__What is expected__: Copy each line where the word "scheduling" occurs.

————————

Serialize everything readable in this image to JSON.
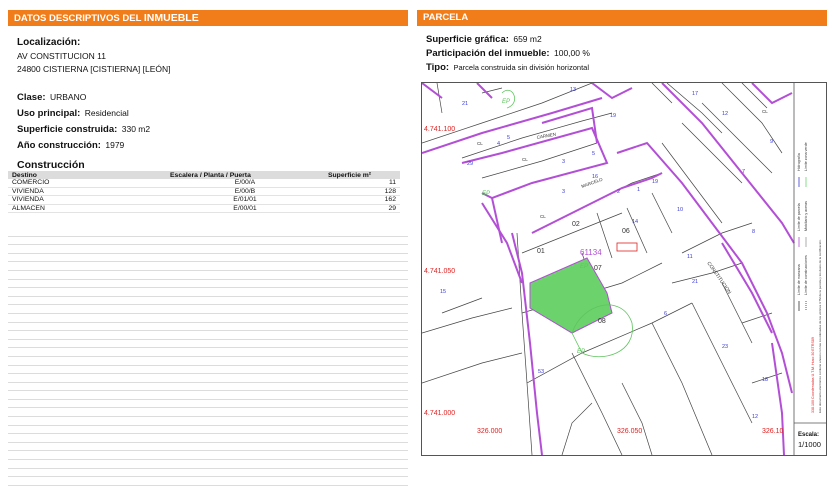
{
  "left": {
    "header_a": "DATOS DESCRIPTIVOS DEL ",
    "header_b": "INMUEBLE",
    "loc_label": "Localización:",
    "address1": "AV CONSTITUCION 11",
    "address2": "24800 CISTIERNA [CISTIERNA] [LEÓN]",
    "clase_label": "Clase:",
    "clase_value": "URBANO",
    "uso_label": "Uso principal:",
    "uso_value": "Residencial",
    "sup_label": "Superficie construida:",
    "sup_value": "330 m2",
    "ano_label": "Año construcción:",
    "ano_value": "1979",
    "construccion_title": "Construcción",
    "table": {
      "headers": [
        "Destino",
        "Escalera / Planta / Puerta",
        "Superficie m²"
      ],
      "rows": [
        [
          "COMERCIO",
          "E/00/A",
          "11"
        ],
        [
          "VIVIENDA",
          "E/00/B",
          "128"
        ],
        [
          "VIVIENDA",
          "E/01/01",
          "162"
        ],
        [
          "ALMACEN",
          "E/00/01",
          "29"
        ]
      ]
    }
  },
  "right": {
    "header": "PARCELA",
    "sup_grafica_label": "Superficie gráfica:",
    "sup_grafica_value": "659 m2",
    "participacion_label": "Participación del inmueble:",
    "participacion_value": "100,00 %",
    "tipo_label": "Tipo:",
    "tipo_value": "Parcela construida sin división horizontal",
    "map": {
      "coord_y_top": "4.741.100",
      "coord_y_mid": "4.741.050",
      "coord_y_bot": "4.741.000",
      "coord_x1": "326.000",
      "coord_x2": "326.050",
      "coord_x3": "326.10",
      "street_carmen": "CARMEN",
      "street_marcelo": "MARCELO",
      "street_constitucion": "CONSTITUCION",
      "parcel_labels": [
        "01",
        "02",
        "06",
        "07",
        "08"
      ],
      "parcel_id": "61134",
      "road_numbers": [
        "21",
        "19",
        "17",
        "13",
        "10",
        "8",
        "5",
        "3",
        "4",
        "2",
        "1",
        "16",
        "14",
        "19",
        "29",
        "12",
        "11",
        "6",
        "53",
        "23",
        "21",
        "18",
        "15",
        "3",
        "5",
        "7",
        "9",
        "12"
      ],
      "ep_labels": [
        "EP",
        "EP",
        "EP",
        "EP"
      ],
      "cl_labels": [
        "CL",
        "CL",
        "CL",
        "CL"
      ],
      "legend": {
        "limite_manzana": "Límite de manzana",
        "limite_parcela": "Límite de parcela",
        "limite_construcciones": "Límite de construcciones",
        "mobiliario": "Mobiliario y aceras",
        "limite_zona_verde": "Límite zona verde",
        "hidrografia": "Hidrografía",
        "footnote": "Este documento electrónico contiene anexos con las coordenadas de los vértices UTM de la parcela y los datos de la certificación.",
        "footnote_red": "338.100 Coordenadas U.T.M. Huso 30 ETRS89"
      },
      "escala_label": "Escala:",
      "escala_value": "1/1000"
    }
  },
  "colors": {
    "header": "#f07d1a",
    "parcel_outline": "#b34fd6",
    "green_area": "#6cd36c",
    "coord_red": "#e02020",
    "road_blue": "#3b3bd4"
  }
}
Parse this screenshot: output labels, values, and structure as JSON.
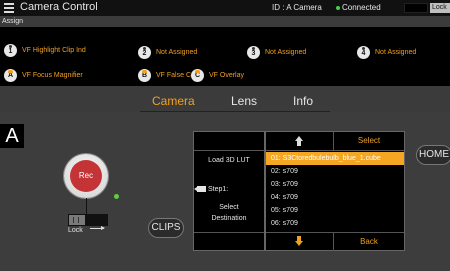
{
  "titlebar": {
    "title": "Camera Control",
    "camera_id": "ID : A Camera",
    "status": "Connected",
    "lock_label": "Lock"
  },
  "assign": {
    "label": "Assign",
    "keys": [
      {
        "badge": "1",
        "label": "VF Highlight Clip Ind"
      },
      {
        "badge": "2",
        "label": "Not Assigned"
      },
      {
        "badge": "3",
        "label": "Not Assigned"
      },
      {
        "badge": "4",
        "label": "Not Assigned"
      },
      {
        "badge": "A",
        "label": "VF Focus Magnifier"
      },
      {
        "badge": "B",
        "label": "VF False Color"
      },
      {
        "badge": "C",
        "label": "VF Overlay"
      }
    ]
  },
  "tabs": [
    "Camera",
    "Lens",
    "Info"
  ],
  "camera": {
    "letter": "A",
    "rec_label": "Rec",
    "lock_label": "Lock",
    "clips_label": "CLIPS",
    "home_label": "HOME"
  },
  "lut": {
    "title": "Load 3D LUT",
    "step": "Step1:",
    "select_line1": "Select",
    "select_line2": "Destination",
    "select_button": "Select",
    "back_button": "Back",
    "items": [
      "01: S3Ctoredbulebulb_blue_1.cube",
      "02: s709",
      "03: s709",
      "04: s709",
      "05: s709",
      "06: s709"
    ],
    "selected_index": 0
  },
  "colors": {
    "accent": "#f0a020",
    "rec": "#c43436",
    "connected": "#44d044"
  }
}
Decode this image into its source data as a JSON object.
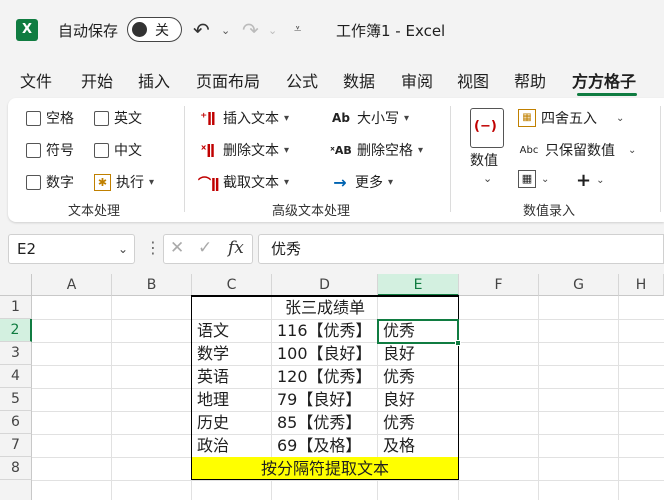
{
  "titlebar": {
    "autosave_label": "自动保存",
    "toggle_state": "关",
    "doc_title": "工作簿1  -  Excel"
  },
  "tabs": [
    "文件",
    "开始",
    "插入",
    "页面布局",
    "公式",
    "数据",
    "审阅",
    "视图",
    "帮助",
    "方方格子"
  ],
  "active_tab": "方方格子",
  "ribbon": {
    "text_group": {
      "label": "文本处理",
      "checkboxes": [
        "空格",
        "英文",
        "符号",
        "中文",
        "数字"
      ],
      "execute": "执行"
    },
    "advanced_group": {
      "label": "高级文本处理",
      "insert_text": "插入文本",
      "delete_text": "删除文本",
      "extract_text": "截取文本",
      "case": "大小写",
      "delete_spaces": "删除空格",
      "more": "更多"
    },
    "number_group": {
      "label": "数值录入",
      "value_button": "数值",
      "round": "四舍五入",
      "keep_value": "只保留数值"
    }
  },
  "formula_bar": {
    "name_box": "E2",
    "formula": "优秀",
    "fx": "fx"
  },
  "grid": {
    "columns": [
      "A",
      "B",
      "C",
      "D",
      "E",
      "F",
      "G",
      "H"
    ],
    "selected_column": "E",
    "rows": [
      "1",
      "2",
      "3",
      "4",
      "5",
      "6",
      "7",
      "8"
    ],
    "selected_row": "2",
    "title": "张三成绩单",
    "records": [
      {
        "subject": "语文",
        "score": "116【优秀】",
        "grade": "优秀"
      },
      {
        "subject": "数学",
        "score": "100【良好】",
        "grade": "良好"
      },
      {
        "subject": "英语",
        "score": "120【优秀】",
        "grade": "优秀"
      },
      {
        "subject": "地理",
        "score": "79【良好】",
        "grade": "良好"
      },
      {
        "subject": "历史",
        "score": "85【优秀】",
        "grade": "优秀"
      },
      {
        "subject": "政治",
        "score": "69【及格】",
        "grade": "及格"
      }
    ],
    "footer": "按分隔符提取文本"
  },
  "colors": {
    "accent": "#107c41",
    "highlight": "#ffff00"
  }
}
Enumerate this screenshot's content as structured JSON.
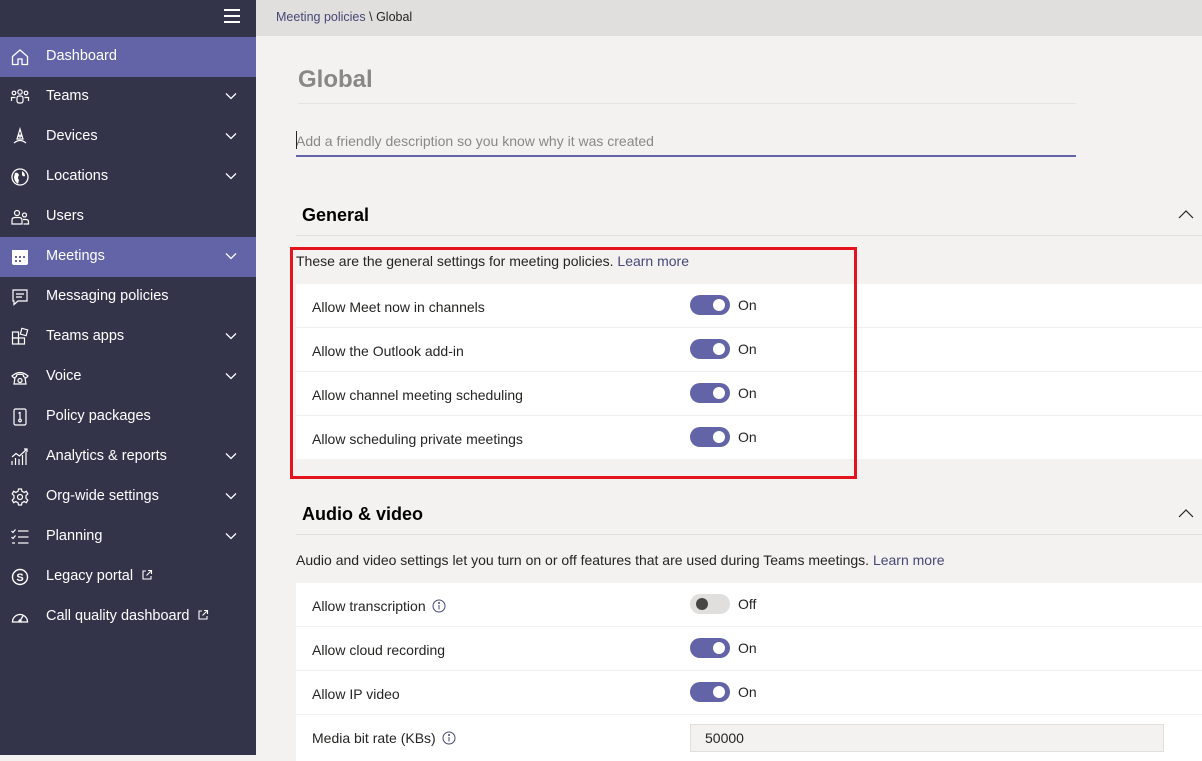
{
  "sidebar": {
    "items": [
      {
        "label": "Dashboard",
        "icon": "home-icon",
        "active": true,
        "chevron": false
      },
      {
        "label": "Teams",
        "icon": "teams-icon",
        "active": false,
        "chevron": true
      },
      {
        "label": "Devices",
        "icon": "devices-icon",
        "active": false,
        "chevron": true
      },
      {
        "label": "Locations",
        "icon": "globe-icon",
        "active": false,
        "chevron": true
      },
      {
        "label": "Users",
        "icon": "users-icon",
        "active": false,
        "chevron": false
      },
      {
        "label": "Meetings",
        "icon": "calendar-icon",
        "active": true,
        "chevron": true
      },
      {
        "label": "Messaging policies",
        "icon": "message-icon",
        "active": false,
        "chevron": false
      },
      {
        "label": "Teams apps",
        "icon": "apps-icon",
        "active": false,
        "chevron": true
      },
      {
        "label": "Voice",
        "icon": "phone-icon",
        "active": false,
        "chevron": true
      },
      {
        "label": "Policy packages",
        "icon": "package-icon",
        "active": false,
        "chevron": false
      },
      {
        "label": "Analytics & reports",
        "icon": "analytics-icon",
        "active": false,
        "chevron": true
      },
      {
        "label": "Org-wide settings",
        "icon": "gear-icon",
        "active": false,
        "chevron": true
      },
      {
        "label": "Planning",
        "icon": "checklist-icon",
        "active": false,
        "chevron": true
      },
      {
        "label": "Legacy portal",
        "icon": "skype-icon",
        "active": false,
        "chevron": false,
        "external": true
      },
      {
        "label": "Call quality dashboard",
        "icon": "gauge-icon",
        "active": false,
        "chevron": false,
        "external": true
      }
    ]
  },
  "breadcrumb": {
    "parent": "Meeting policies",
    "separator": " \\ ",
    "current": "Global"
  },
  "page": {
    "title": "Global",
    "description_placeholder": "Add a friendly description so you know why it was created"
  },
  "general": {
    "heading": "General",
    "description": "These are the general settings for meeting policies.",
    "learn_more": "Learn more",
    "settings": [
      {
        "label": "Allow Meet now in channels",
        "state": "On"
      },
      {
        "label": "Allow the Outlook add-in",
        "state": "On"
      },
      {
        "label": "Allow channel meeting scheduling",
        "state": "On"
      },
      {
        "label": "Allow scheduling private meetings",
        "state": "On"
      }
    ]
  },
  "audio_video": {
    "heading": "Audio & video",
    "description": "Audio and video settings let you turn on or off features that are used during Teams meetings.",
    "learn_more": "Learn more",
    "settings": [
      {
        "label": "Allow transcription",
        "state": "Off",
        "info": true
      },
      {
        "label": "Allow cloud recording",
        "state": "On"
      },
      {
        "label": "Allow IP video",
        "state": "On"
      },
      {
        "label": "Media bit rate (KBs)",
        "value": "50000",
        "info": true
      }
    ]
  },
  "colors": {
    "accent": "#6264a7",
    "sidebar": "#33344a",
    "highlight": "#e3141e"
  }
}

————————

__Answer to this exercise__:
        "label": "Allow channel meeting scheduling",
        "label": "Allow scheduling private meetings",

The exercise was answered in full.